(Dataset entries on figures)
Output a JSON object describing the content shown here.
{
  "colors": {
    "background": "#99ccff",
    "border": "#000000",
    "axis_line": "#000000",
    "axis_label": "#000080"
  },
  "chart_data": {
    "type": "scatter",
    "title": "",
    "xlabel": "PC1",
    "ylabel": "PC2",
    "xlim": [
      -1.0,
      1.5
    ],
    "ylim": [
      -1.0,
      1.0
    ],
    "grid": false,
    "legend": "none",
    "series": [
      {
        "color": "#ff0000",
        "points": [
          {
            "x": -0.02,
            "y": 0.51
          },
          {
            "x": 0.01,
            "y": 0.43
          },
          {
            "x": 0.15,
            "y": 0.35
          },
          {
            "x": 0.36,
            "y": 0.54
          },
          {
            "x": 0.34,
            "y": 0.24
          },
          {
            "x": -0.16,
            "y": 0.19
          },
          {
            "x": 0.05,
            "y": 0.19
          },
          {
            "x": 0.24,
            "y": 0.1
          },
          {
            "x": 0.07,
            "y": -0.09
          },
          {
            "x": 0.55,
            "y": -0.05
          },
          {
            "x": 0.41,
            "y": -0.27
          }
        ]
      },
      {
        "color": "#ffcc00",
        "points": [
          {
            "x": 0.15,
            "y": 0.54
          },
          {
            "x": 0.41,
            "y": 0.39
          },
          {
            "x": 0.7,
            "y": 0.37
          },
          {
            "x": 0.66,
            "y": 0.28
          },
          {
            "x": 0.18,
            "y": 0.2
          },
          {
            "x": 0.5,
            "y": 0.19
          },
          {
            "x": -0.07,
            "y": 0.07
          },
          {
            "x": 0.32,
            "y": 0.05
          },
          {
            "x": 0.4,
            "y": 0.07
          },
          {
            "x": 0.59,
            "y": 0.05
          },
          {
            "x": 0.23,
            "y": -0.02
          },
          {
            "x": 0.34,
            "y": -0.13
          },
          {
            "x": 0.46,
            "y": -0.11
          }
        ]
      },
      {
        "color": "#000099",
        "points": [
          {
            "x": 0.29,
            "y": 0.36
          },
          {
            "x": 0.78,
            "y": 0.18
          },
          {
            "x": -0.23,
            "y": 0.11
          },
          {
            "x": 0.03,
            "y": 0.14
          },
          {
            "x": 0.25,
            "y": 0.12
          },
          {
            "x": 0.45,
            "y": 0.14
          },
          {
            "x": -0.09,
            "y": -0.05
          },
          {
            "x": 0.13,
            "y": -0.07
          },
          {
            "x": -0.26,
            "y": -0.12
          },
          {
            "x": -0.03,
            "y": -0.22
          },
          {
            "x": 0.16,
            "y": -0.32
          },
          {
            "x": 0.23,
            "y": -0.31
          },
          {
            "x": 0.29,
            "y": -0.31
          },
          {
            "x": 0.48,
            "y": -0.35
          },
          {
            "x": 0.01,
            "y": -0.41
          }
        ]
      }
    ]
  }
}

TO DO:
Reproduce all of the data exactly as given.

RESPONSE BELOW:
Output a JSON object describing the content shown here.
{
  "colors": {
    "background": "#99ccff",
    "border": "#000000",
    "axis_line": "#000000",
    "axis_label": "#000080"
  },
  "chart_data": {
    "type": "scatter",
    "title": "",
    "xlabel": "PC1",
    "ylabel": "PC2",
    "xlim": [
      -1.0,
      1.5
    ],
    "ylim": [
      -1.0,
      1.0
    ],
    "grid": false,
    "legend": "none",
    "series": [
      {
        "color": "#ff0000",
        "points": [
          {
            "x": -0.02,
            "y": 0.51
          },
          {
            "x": 0.01,
            "y": 0.43
          },
          {
            "x": 0.15,
            "y": 0.35
          },
          {
            "x": 0.36,
            "y": 0.54
          },
          {
            "x": 0.34,
            "y": 0.24
          },
          {
            "x": -0.16,
            "y": 0.19
          },
          {
            "x": 0.05,
            "y": 0.19
          },
          {
            "x": 0.24,
            "y": 0.1
          },
          {
            "x": 0.07,
            "y": -0.09
          },
          {
            "x": 0.55,
            "y": -0.05
          },
          {
            "x": 0.41,
            "y": -0.27
          }
        ]
      },
      {
        "color": "#ffcc00",
        "points": [
          {
            "x": 0.15,
            "y": 0.54
          },
          {
            "x": 0.41,
            "y": 0.39
          },
          {
            "x": 0.7,
            "y": 0.37
          },
          {
            "x": 0.66,
            "y": 0.28
          },
          {
            "x": 0.18,
            "y": 0.2
          },
          {
            "x": 0.5,
            "y": 0.19
          },
          {
            "x": -0.07,
            "y": 0.07
          },
          {
            "x": 0.32,
            "y": 0.05
          },
          {
            "x": 0.4,
            "y": 0.07
          },
          {
            "x": 0.59,
            "y": 0.05
          },
          {
            "x": 0.23,
            "y": -0.02
          },
          {
            "x": 0.34,
            "y": -0.13
          },
          {
            "x": 0.46,
            "y": -0.11
          }
        ]
      },
      {
        "color": "#000099",
        "points": [
          {
            "x": 0.29,
            "y": 0.36
          },
          {
            "x": 0.78,
            "y": 0.18
          },
          {
            "x": -0.23,
            "y": 0.11
          },
          {
            "x": 0.03,
            "y": 0.14
          },
          {
            "x": 0.25,
            "y": 0.12
          },
          {
            "x": 0.45,
            "y": 0.14
          },
          {
            "x": -0.09,
            "y": -0.05
          },
          {
            "x": 0.13,
            "y": -0.07
          },
          {
            "x": -0.26,
            "y": -0.12
          },
          {
            "x": -0.03,
            "y": -0.22
          },
          {
            "x": 0.16,
            "y": -0.32
          },
          {
            "x": 0.23,
            "y": -0.31
          },
          {
            "x": 0.29,
            "y": -0.31
          },
          {
            "x": 0.48,
            "y": -0.35
          },
          {
            "x": 0.01,
            "y": -0.41
          }
        ]
      }
    ]
  }
}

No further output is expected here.